**Task**
Collect all lines below with the string "ylabel".

::::

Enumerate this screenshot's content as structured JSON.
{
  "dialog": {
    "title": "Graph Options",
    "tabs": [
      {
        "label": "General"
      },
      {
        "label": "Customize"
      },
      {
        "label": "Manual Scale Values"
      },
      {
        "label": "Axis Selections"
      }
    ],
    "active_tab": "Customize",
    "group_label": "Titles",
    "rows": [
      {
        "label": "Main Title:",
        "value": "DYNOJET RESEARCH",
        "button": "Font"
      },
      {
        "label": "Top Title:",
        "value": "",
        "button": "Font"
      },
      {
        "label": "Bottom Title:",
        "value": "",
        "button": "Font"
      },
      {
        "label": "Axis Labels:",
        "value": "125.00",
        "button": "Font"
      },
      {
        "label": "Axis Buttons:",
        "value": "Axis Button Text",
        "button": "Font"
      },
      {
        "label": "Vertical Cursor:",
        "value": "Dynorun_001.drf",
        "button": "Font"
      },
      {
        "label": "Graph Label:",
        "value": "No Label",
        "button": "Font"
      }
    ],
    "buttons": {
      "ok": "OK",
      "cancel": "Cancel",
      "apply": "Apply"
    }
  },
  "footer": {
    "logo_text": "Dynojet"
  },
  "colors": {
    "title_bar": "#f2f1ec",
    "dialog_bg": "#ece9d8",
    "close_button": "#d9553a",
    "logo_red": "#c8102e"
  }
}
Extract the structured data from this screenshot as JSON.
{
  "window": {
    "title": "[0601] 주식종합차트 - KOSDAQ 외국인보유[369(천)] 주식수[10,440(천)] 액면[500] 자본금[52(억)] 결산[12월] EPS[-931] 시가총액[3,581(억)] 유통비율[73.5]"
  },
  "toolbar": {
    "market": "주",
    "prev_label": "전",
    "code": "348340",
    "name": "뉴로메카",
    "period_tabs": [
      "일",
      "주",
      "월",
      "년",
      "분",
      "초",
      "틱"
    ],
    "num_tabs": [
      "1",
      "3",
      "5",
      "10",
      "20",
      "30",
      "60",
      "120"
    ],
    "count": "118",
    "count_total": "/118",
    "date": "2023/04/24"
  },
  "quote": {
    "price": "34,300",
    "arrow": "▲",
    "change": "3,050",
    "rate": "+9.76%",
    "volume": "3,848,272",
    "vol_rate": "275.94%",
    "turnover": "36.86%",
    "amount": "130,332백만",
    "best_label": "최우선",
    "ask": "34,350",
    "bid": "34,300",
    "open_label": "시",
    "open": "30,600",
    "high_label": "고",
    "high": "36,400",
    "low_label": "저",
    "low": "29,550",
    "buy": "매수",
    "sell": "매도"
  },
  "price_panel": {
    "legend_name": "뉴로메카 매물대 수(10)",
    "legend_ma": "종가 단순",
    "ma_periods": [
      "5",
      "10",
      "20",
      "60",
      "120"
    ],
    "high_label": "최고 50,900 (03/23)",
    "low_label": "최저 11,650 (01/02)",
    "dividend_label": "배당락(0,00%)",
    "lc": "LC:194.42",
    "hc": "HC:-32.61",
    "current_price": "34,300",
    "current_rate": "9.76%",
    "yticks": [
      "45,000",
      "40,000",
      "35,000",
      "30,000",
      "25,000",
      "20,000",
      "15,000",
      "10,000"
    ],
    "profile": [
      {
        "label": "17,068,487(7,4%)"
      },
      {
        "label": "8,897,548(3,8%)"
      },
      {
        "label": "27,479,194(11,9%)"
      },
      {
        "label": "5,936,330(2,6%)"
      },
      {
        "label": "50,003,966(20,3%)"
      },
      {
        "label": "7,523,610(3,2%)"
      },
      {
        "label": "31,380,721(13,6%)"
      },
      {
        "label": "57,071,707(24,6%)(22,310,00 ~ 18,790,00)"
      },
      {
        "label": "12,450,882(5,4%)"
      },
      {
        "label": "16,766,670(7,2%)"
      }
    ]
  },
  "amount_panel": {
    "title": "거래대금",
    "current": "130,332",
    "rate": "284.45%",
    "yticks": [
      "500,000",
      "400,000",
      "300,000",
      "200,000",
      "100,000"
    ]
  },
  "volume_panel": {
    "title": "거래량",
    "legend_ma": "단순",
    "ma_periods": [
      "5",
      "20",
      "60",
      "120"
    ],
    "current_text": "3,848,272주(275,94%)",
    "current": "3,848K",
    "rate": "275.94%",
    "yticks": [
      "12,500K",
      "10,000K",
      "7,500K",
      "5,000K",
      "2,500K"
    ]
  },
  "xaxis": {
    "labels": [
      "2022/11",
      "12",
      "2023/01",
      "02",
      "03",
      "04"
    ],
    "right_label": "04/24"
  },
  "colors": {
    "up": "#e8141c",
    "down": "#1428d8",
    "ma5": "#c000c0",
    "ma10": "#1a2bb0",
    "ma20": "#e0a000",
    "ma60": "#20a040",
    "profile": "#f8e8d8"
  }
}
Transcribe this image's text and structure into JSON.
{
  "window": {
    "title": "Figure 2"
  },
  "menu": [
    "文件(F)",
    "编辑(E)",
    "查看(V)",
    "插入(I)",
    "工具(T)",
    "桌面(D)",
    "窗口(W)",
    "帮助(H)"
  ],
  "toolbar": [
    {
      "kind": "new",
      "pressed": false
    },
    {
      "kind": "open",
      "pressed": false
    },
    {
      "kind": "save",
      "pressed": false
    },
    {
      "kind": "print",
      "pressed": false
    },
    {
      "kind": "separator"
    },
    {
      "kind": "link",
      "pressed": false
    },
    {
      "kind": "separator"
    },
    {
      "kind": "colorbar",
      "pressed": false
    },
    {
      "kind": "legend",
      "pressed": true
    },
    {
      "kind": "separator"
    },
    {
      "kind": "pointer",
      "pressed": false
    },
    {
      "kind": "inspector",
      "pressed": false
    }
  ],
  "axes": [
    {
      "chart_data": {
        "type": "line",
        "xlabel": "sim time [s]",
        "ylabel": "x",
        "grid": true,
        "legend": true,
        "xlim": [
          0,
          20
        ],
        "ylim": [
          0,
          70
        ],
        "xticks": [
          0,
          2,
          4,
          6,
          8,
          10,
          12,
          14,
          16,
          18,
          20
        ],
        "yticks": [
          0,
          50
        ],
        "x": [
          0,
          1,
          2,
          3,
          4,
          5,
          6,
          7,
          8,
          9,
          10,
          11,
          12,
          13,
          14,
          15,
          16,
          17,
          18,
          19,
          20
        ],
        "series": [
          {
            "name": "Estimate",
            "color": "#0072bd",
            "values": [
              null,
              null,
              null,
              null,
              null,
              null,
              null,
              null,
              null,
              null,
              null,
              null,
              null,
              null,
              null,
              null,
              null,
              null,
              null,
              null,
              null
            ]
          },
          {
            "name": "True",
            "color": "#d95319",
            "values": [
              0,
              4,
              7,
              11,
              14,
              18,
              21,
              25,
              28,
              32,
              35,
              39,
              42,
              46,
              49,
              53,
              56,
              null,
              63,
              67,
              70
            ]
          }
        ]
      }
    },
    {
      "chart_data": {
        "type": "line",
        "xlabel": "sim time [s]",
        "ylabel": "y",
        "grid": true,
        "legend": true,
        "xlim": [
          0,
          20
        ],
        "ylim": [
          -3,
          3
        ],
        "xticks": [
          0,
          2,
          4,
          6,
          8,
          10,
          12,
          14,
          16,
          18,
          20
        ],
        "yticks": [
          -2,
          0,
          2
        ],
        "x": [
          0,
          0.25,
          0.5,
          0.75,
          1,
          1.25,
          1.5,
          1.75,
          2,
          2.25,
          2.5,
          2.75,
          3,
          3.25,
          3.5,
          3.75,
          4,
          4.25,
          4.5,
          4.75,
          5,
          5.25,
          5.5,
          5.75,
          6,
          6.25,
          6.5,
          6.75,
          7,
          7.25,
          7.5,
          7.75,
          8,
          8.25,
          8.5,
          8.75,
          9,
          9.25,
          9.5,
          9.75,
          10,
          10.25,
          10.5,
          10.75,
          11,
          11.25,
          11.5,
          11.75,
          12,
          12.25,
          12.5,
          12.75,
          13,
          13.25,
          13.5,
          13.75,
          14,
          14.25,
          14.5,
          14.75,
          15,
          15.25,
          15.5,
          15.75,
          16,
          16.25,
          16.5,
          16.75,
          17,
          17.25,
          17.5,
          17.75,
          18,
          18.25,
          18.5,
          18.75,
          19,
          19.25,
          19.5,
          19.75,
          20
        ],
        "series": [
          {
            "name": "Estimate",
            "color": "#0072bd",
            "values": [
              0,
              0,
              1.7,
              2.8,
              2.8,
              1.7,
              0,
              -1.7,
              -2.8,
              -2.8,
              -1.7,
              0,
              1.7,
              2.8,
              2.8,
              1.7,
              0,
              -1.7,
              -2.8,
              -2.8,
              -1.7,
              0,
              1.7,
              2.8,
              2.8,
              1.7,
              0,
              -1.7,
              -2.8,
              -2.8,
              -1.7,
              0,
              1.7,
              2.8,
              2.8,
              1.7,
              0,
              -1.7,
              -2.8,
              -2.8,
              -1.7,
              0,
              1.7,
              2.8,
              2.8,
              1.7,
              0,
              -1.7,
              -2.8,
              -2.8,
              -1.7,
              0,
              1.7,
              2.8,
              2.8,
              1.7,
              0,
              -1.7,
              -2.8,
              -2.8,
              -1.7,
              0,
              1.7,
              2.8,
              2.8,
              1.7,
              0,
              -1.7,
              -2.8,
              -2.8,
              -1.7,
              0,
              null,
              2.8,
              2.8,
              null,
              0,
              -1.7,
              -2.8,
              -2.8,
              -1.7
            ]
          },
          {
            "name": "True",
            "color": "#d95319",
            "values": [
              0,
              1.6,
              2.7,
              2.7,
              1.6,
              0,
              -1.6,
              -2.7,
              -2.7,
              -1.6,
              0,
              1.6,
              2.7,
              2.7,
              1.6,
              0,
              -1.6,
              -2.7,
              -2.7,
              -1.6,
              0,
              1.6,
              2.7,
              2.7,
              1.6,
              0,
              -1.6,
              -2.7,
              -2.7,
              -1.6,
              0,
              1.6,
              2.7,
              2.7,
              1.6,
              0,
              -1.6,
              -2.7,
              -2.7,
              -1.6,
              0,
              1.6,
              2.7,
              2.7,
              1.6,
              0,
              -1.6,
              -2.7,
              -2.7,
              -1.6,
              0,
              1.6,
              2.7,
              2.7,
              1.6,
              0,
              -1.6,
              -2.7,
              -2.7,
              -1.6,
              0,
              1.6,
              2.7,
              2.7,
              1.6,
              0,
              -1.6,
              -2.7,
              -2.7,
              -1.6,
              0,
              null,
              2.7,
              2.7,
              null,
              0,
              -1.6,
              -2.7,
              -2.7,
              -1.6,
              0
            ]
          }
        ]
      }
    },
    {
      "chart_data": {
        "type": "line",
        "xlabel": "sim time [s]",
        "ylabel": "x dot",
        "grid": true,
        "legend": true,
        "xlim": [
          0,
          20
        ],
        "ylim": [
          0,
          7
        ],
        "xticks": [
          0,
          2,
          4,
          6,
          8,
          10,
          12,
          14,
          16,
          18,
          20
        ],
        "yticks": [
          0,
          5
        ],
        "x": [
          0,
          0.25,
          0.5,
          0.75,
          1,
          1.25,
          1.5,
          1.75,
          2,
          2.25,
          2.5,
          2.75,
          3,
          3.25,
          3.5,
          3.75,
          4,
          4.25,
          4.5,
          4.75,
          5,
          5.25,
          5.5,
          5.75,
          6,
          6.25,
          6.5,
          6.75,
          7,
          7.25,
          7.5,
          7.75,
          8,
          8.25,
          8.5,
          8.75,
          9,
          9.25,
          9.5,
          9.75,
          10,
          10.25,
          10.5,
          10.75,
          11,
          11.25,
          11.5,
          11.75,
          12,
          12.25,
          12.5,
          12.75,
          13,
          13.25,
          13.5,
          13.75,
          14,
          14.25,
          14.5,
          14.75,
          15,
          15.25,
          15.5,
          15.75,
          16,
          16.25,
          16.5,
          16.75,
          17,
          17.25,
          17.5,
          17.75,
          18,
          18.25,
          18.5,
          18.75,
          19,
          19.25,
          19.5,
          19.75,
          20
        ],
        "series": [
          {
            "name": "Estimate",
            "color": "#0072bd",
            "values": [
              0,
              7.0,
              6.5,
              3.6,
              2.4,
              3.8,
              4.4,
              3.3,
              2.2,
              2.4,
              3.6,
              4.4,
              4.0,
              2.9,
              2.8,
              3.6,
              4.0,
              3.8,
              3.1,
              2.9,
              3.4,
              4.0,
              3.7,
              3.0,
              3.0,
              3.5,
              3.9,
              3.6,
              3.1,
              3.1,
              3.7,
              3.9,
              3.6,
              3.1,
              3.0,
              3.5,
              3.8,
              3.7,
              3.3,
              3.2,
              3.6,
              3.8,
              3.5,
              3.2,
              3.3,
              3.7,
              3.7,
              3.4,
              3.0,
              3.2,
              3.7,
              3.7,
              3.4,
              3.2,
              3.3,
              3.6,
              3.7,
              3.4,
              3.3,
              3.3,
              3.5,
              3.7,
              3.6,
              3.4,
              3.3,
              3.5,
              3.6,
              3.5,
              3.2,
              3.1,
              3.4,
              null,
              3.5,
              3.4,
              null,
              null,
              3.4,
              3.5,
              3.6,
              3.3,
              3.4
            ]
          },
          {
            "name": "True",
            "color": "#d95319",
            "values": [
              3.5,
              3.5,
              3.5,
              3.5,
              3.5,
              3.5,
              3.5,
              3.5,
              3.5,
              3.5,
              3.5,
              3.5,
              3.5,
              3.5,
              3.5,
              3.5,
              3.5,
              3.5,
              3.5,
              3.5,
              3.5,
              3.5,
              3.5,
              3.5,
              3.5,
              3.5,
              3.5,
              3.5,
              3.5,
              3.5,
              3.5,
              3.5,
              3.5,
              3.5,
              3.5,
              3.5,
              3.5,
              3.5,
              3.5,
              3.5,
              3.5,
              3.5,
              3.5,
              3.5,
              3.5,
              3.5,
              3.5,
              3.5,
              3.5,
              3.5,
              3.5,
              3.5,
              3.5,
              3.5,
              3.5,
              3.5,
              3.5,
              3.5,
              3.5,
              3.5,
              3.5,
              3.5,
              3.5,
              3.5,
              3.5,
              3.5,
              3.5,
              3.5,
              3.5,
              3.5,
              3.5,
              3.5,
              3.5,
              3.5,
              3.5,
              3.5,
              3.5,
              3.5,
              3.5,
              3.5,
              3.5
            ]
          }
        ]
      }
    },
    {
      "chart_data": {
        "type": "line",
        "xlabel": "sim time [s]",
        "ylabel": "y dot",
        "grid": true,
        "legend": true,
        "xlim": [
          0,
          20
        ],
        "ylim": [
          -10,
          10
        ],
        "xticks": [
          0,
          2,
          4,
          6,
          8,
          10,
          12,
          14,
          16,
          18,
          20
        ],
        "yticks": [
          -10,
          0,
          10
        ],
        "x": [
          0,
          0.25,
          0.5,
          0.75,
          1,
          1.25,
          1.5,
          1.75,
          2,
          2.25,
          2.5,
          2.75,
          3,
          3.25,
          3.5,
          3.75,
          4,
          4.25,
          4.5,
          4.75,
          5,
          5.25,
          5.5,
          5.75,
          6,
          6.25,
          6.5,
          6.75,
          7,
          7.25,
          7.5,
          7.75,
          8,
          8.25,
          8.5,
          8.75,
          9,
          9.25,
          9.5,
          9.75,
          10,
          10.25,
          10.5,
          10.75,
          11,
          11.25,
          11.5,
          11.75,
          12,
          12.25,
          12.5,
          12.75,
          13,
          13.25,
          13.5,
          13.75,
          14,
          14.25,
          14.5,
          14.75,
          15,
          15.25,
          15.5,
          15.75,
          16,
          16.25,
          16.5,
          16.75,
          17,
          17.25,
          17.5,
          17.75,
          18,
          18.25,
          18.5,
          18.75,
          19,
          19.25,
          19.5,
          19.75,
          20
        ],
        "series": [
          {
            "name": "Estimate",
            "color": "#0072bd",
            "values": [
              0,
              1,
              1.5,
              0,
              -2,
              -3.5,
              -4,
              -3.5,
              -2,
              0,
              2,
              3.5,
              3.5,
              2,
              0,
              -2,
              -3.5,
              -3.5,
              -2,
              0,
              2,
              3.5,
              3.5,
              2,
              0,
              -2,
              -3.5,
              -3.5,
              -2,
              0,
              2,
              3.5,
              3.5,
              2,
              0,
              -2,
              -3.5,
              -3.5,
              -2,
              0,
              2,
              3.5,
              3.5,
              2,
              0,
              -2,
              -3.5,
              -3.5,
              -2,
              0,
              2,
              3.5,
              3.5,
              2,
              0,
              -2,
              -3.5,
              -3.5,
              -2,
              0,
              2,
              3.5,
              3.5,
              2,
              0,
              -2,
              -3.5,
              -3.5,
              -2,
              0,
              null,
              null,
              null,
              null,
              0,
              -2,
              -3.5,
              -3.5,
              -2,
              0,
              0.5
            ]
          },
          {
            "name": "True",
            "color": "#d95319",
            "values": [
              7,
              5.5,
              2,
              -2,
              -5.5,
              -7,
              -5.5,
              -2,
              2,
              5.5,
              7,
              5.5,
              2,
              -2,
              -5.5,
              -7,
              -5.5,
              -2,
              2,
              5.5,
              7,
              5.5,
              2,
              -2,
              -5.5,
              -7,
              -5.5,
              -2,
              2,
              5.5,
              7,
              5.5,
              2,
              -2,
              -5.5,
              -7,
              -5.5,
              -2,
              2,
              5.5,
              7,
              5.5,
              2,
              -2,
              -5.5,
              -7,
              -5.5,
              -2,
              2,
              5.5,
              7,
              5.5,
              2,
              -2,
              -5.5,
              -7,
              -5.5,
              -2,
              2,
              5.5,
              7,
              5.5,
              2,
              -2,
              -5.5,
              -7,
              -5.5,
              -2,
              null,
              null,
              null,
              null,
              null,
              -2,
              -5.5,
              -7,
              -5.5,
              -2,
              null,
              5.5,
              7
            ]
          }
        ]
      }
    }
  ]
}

::::

**Result of this exercise**
        "ylabel": "x",
        "ylabel": "y",
        "ylabel": "x dot",
        "ylabel": "y dot",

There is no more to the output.